Saved entries:
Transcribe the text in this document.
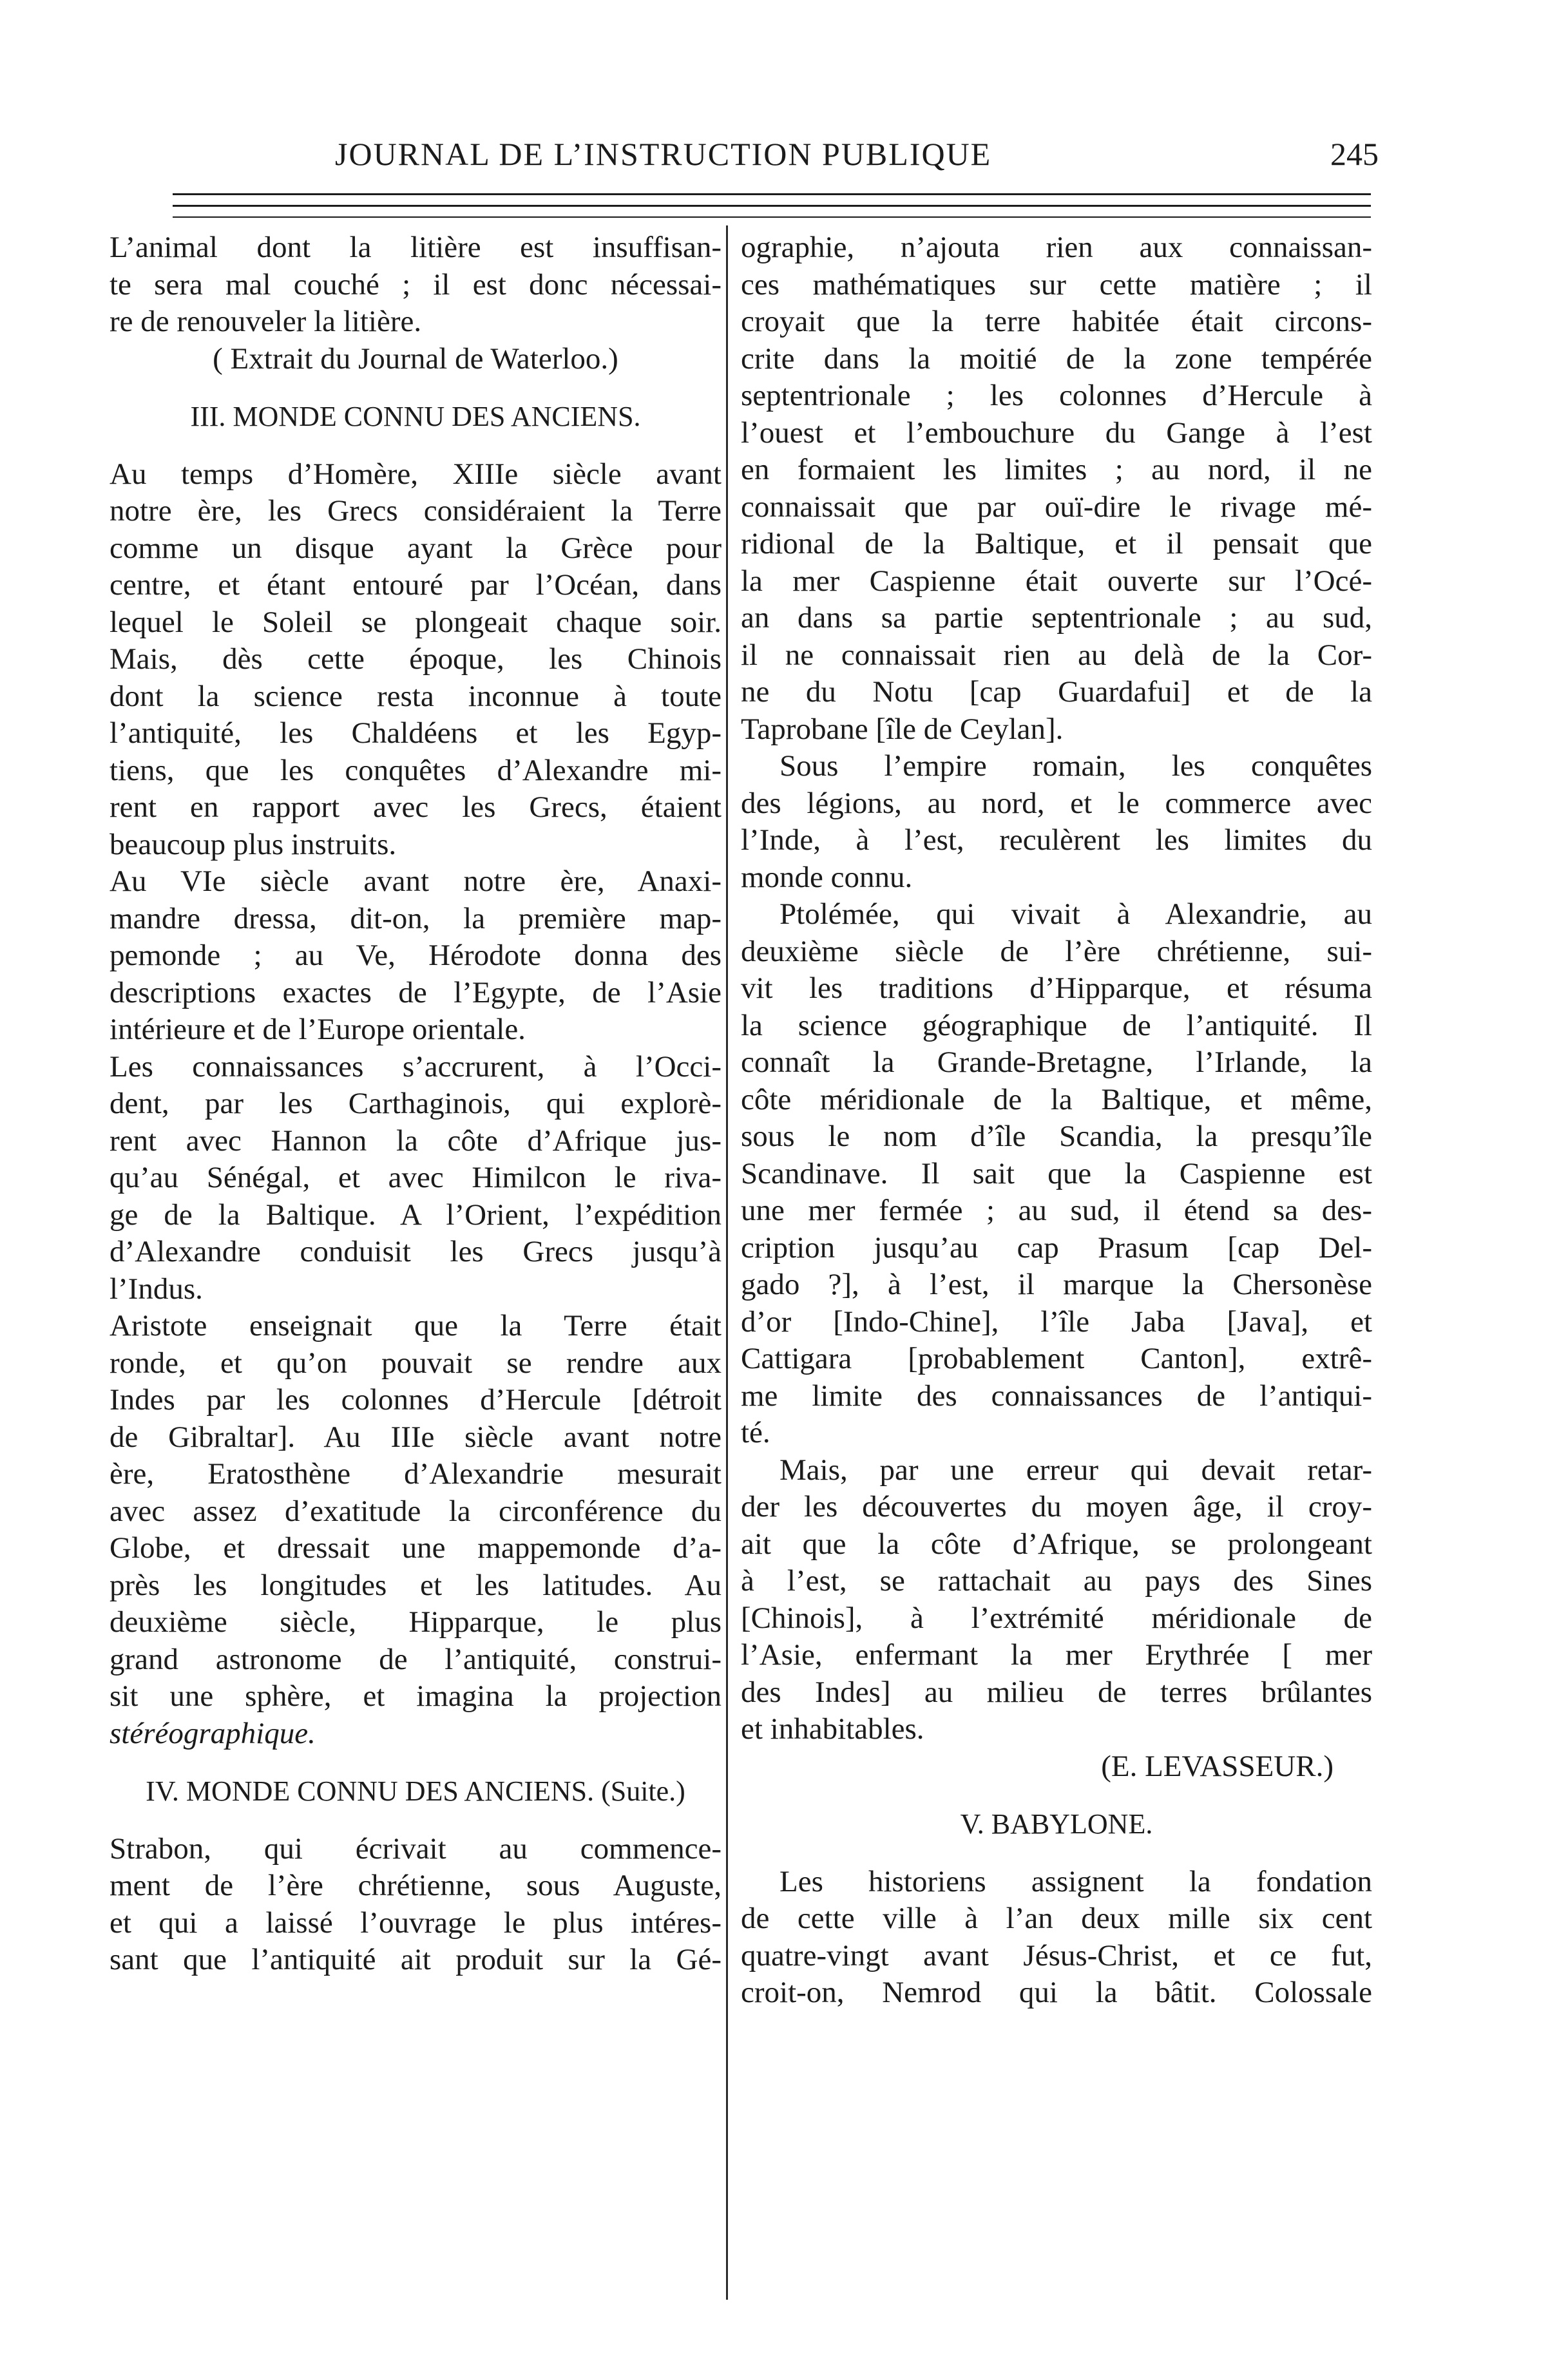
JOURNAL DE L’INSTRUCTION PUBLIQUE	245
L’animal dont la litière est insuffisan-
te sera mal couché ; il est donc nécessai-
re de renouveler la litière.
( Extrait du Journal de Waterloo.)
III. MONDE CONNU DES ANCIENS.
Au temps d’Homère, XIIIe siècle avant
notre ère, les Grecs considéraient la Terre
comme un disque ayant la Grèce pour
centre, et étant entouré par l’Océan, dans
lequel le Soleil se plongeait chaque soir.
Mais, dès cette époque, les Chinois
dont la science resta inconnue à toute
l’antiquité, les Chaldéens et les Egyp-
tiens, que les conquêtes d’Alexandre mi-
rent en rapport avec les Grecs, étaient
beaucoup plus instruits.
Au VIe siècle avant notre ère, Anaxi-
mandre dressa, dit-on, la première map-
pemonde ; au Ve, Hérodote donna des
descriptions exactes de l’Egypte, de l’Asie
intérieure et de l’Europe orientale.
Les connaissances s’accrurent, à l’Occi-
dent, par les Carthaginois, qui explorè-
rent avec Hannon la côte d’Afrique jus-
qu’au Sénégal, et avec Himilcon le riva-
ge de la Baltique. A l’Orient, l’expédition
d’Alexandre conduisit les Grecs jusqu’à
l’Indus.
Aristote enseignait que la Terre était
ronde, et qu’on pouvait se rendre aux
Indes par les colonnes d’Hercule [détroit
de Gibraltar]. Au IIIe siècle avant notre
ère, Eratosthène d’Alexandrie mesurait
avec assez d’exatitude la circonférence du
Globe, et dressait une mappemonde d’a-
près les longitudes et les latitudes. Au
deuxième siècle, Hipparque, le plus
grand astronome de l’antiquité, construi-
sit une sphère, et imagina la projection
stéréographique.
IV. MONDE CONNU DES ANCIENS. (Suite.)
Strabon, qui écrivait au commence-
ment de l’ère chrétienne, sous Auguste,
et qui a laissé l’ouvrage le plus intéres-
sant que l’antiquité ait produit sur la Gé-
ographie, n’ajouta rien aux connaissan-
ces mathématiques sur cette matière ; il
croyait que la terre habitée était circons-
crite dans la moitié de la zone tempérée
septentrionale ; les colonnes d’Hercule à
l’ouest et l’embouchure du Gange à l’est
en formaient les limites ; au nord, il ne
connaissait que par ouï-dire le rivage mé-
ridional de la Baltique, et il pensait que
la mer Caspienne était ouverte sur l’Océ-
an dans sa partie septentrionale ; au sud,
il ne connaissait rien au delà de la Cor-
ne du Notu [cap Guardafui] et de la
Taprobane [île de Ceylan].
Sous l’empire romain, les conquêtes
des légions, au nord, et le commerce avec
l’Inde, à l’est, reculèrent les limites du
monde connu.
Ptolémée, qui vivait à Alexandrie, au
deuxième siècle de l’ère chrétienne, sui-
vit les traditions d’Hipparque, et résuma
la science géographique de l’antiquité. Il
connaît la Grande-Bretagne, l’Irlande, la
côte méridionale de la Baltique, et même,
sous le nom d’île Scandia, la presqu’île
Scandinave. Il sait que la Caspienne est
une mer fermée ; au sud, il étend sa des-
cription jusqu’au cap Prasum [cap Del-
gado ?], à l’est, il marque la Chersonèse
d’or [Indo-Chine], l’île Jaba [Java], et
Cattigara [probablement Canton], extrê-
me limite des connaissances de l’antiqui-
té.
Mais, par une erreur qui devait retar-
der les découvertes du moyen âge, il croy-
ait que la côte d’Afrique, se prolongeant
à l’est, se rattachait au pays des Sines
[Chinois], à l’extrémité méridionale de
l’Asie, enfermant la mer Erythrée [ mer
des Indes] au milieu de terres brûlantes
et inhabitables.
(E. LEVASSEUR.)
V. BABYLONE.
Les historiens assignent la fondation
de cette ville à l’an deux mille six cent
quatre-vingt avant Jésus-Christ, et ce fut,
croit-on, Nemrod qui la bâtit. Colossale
==
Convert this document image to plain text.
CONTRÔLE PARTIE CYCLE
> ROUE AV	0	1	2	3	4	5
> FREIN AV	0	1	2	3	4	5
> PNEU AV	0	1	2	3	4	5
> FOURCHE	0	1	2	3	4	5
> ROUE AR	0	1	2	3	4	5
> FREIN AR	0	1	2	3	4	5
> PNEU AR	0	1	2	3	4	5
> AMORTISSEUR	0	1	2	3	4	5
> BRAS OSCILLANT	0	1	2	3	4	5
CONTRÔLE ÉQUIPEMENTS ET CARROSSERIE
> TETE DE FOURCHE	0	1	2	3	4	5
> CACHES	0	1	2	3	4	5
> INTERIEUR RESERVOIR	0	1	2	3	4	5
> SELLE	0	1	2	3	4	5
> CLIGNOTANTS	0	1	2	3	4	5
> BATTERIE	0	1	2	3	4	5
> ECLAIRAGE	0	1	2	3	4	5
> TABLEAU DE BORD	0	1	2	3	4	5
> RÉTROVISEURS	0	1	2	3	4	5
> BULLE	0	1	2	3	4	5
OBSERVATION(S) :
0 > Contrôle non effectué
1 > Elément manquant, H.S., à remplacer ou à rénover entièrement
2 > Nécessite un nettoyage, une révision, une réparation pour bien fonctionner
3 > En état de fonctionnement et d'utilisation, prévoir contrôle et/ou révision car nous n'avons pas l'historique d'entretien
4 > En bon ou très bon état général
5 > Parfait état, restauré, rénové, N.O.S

◆ Short exercise: Your task is to list each line of the records with the word "limites".

◆ Reply to the task:
en formaient les limites ; au nord, il ne
l’Inde, à l’est, reculèrent les limites du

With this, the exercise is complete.